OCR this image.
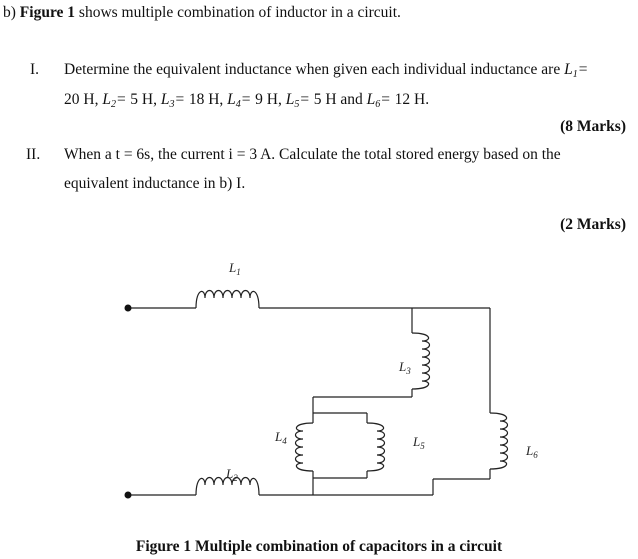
b) Figure 1 shows multiple combination of inductor in a circuit.
I. Determine the equivalent inductance when given each individual inductance are $L_1=$
20 H, $L_2= 5$ H, $L_3= 18$ H, $L_4= 9$ H, $L_5= 5$ H and $L_6= 12$ H.
(8 Marks)
II. When a t = 6s, the current i = 3 A. Calculate the total stored energy based on the
equivalent inductance in b) I.
(2 Marks)
$L_1$
$L_2$
$L_3$
$L_4$	$L_5$	$L_6$
Figure 1 Multiple combination of capacitors in a circuit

*-*-*

=== EXERCISE REQUIREMENTS ===
Pictures are excluded; output everything else in the data verbatim.

=== SOLUTION TO THE PROBLEM ===
OCR this image.
b) Figure 1 shows multiple combination of inductor in a circuit.
I. Determine the equivalent inductance when given each individual inductance are $L_1=$
20 H, $L_2= 5$ H, $L_3= 18$ H, $L_4= 9$ H, $L_5= 5$ H and $L_6= 12$ H.
(8 Marks)
II. When a t = 6s, the current i = 3 A. Calculate the total stored energy based on the
equivalent inductance in b) I.
(2 Marks)
$L_1$
$L_2$
$L_3$
$L_4$	$L_5$	$L_6$
Figure 1 Multiple combination of capacitors in a circuit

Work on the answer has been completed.